Aim:
Count the lines in the items below that contain the string "legend", and reply with the number only.

Stored data:
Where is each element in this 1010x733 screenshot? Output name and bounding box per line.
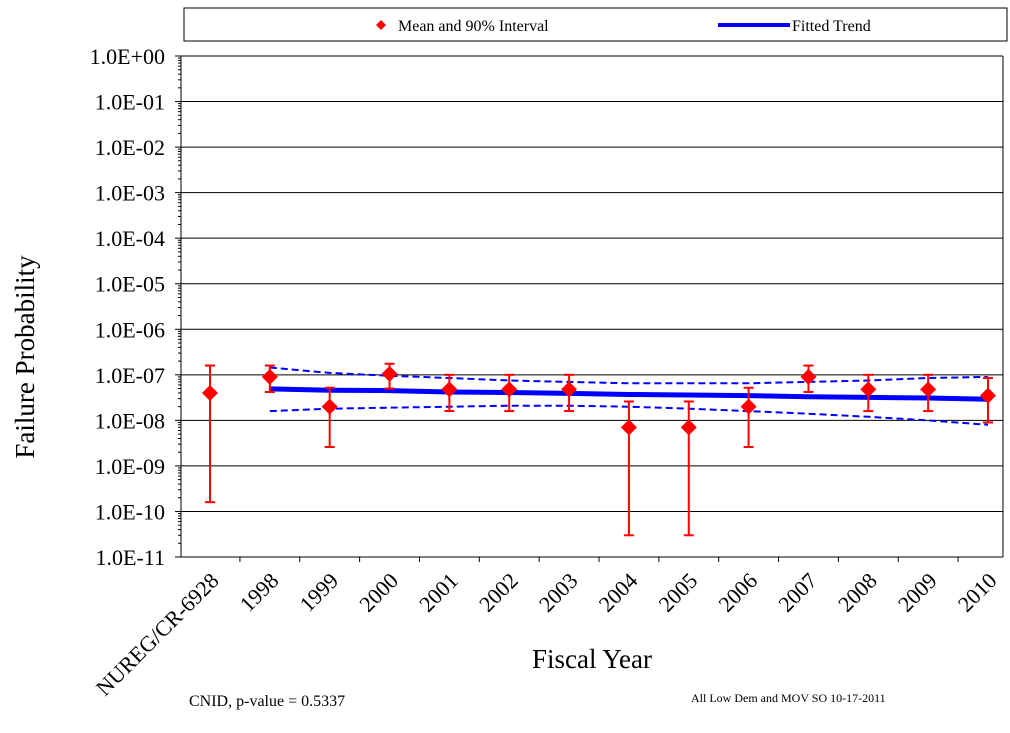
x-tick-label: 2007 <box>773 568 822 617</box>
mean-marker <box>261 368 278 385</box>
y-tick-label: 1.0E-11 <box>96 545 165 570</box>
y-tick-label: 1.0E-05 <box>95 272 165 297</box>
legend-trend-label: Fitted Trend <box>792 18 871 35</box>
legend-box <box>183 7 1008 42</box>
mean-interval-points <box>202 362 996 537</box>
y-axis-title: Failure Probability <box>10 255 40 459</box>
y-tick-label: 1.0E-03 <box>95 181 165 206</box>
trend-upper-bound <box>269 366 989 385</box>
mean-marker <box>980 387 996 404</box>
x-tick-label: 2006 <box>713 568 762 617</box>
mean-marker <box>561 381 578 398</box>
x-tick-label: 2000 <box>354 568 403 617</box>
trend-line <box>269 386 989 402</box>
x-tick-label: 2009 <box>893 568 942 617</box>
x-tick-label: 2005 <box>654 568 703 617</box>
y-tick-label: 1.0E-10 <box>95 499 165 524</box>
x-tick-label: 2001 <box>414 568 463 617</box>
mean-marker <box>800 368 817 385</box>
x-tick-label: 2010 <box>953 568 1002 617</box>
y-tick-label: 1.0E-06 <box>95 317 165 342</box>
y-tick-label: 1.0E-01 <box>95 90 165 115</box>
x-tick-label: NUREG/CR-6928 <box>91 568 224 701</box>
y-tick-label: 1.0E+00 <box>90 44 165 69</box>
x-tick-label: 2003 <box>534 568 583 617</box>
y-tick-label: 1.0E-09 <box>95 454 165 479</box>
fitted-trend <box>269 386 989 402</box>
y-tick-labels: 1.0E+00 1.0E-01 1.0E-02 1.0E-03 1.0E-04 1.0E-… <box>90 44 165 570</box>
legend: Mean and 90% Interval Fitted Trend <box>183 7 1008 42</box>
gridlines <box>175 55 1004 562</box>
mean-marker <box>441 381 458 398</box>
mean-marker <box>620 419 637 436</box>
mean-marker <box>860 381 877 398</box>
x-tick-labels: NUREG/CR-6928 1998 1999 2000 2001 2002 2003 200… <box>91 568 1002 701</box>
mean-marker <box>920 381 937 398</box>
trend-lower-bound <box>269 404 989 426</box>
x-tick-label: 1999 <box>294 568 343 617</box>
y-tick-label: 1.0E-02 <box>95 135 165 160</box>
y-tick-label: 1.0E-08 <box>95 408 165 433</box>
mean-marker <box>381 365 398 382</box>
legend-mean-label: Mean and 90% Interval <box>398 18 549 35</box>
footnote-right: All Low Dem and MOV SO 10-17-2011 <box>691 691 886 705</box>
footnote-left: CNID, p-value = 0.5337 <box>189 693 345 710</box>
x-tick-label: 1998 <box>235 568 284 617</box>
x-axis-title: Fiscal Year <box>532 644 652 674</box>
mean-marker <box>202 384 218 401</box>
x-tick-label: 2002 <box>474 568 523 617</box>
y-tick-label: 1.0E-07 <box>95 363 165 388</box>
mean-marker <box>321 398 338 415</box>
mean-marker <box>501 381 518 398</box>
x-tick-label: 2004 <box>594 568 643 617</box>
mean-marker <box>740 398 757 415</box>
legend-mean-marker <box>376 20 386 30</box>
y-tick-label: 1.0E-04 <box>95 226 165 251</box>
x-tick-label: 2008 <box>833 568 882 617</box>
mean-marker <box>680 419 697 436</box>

Solved exercise:
5